# What you are asked to do
The data below must be copied in full and without any change.

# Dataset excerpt
◇ ◇ ◇
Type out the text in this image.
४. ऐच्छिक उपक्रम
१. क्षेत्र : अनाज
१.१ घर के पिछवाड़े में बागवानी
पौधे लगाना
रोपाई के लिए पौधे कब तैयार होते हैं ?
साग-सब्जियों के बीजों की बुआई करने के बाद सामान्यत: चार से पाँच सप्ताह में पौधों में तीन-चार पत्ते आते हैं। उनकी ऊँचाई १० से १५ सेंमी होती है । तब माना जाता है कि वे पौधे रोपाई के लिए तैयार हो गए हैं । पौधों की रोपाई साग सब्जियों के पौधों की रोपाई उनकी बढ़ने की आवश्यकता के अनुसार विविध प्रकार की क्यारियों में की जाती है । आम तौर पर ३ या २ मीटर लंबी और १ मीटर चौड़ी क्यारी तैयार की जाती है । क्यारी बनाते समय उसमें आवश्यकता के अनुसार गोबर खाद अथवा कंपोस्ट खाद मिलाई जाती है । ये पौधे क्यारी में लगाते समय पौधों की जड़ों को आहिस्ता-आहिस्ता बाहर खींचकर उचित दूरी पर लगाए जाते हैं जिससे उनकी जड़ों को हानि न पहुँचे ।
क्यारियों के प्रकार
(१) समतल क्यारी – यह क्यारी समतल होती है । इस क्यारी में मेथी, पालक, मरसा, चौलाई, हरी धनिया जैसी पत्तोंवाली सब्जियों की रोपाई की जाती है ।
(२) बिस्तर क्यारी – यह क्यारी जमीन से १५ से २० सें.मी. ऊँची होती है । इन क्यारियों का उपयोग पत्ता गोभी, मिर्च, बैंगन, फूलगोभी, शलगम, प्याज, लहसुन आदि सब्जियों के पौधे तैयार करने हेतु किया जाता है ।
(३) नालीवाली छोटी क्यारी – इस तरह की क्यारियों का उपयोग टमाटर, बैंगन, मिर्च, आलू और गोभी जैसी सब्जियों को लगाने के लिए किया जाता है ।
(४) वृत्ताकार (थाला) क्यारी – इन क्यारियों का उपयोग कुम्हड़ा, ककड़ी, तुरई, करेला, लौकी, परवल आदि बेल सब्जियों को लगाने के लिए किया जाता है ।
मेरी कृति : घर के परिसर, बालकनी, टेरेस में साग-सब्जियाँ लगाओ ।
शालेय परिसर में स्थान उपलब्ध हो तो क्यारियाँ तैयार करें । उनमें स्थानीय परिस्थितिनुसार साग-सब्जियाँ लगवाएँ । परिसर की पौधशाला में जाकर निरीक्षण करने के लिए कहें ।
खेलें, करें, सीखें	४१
◇ ◇ ◇
# Answer to the exercise
Type out the text in this image.
४. ऐच्छिक उपक्रम
१. क्षेत्र : अनाज
१.१ घर के पिछवाड़े में बागवानी
पौधे लगाना
रोपाई के लिए पौधे कब तैयार होते हैं ?
साग-सब्जियों के बीजों की बुआई करने के बाद सामान्यत: चार से पाँच सप्ताह में पौधों में तीन-चार पत्ते आते हैं। उनकी ऊँचाई १० से १५ सेंमी होती है । तब माना जाता है कि वे पौधे रोपाई के लिए तैयार हो गए हैं । पौधों की रोपाई साग सब्जियों के पौधों की रोपाई उनकी बढ़ने की आवश्यकता के अनुसार विविध प्रकार की क्यारियों में की जाती है । आम तौर पर ३ या २ मीटर लंबी और १ मीटर चौड़ी क्यारी तैयार की जाती है । क्यारी बनाते समय उसमें आवश्यकता के अनुसार गोबर खाद अथवा कंपोस्ट खाद मिलाई जाती है । ये पौधे क्यारी में लगाते समय पौधों की जड़ों को आहिस्ता-आहिस्ता बाहर खींचकर उचित दूरी पर लगाए जाते हैं जिससे उनकी जड़ों को हानि न पहुँचे ।
क्यारियों के प्रकार
(१) समतल क्यारी – यह क्यारी समतल होती है । इस क्यारी में मेथी, पालक, मरसा, चौलाई, हरी धनिया जैसी पत्तोंवाली सब्जियों की रोपाई की जाती है ।
(२) बिस्तर क्यारी – यह क्यारी जमीन से १५ से २० सें.मी. ऊँची होती है । इन क्यारियों का उपयोग पत्ता गोभी, मिर्च, बैंगन, फूलगोभी, शलगम, प्याज, लहसुन आदि सब्जियों के पौधे तैयार करने हेतु किया जाता है ।
(३) नालीवाली छोटी क्यारी – इस तरह की क्यारियों का उपयोग टमाटर, बैंगन, मिर्च, आलू और गोभी जैसी सब्जियों को लगाने के लिए किया जाता है ।
(४) वृत्ताकार (थाला) क्यारी – इन क्यारियों का उपयोग कुम्हड़ा, ककड़ी, तुरई, करेला, लौकी, परवल आदि बेल सब्जियों को लगाने के लिए किया जाता है ।
मेरी कृति : घर के परिसर, बालकनी, टेरेस में साग-सब्जियाँ लगाओ ।
शालेय परिसर में स्थान उपलब्ध हो तो क्यारियाँ तैयार करें । उनमें स्थानीय परिस्थितिनुसार साग-सब्जियाँ लगवाएँ । परिसर की पौधशाला में जाकर निरीक्षण करने के लिए कहें ।
खेलें, करें, सीखें	४१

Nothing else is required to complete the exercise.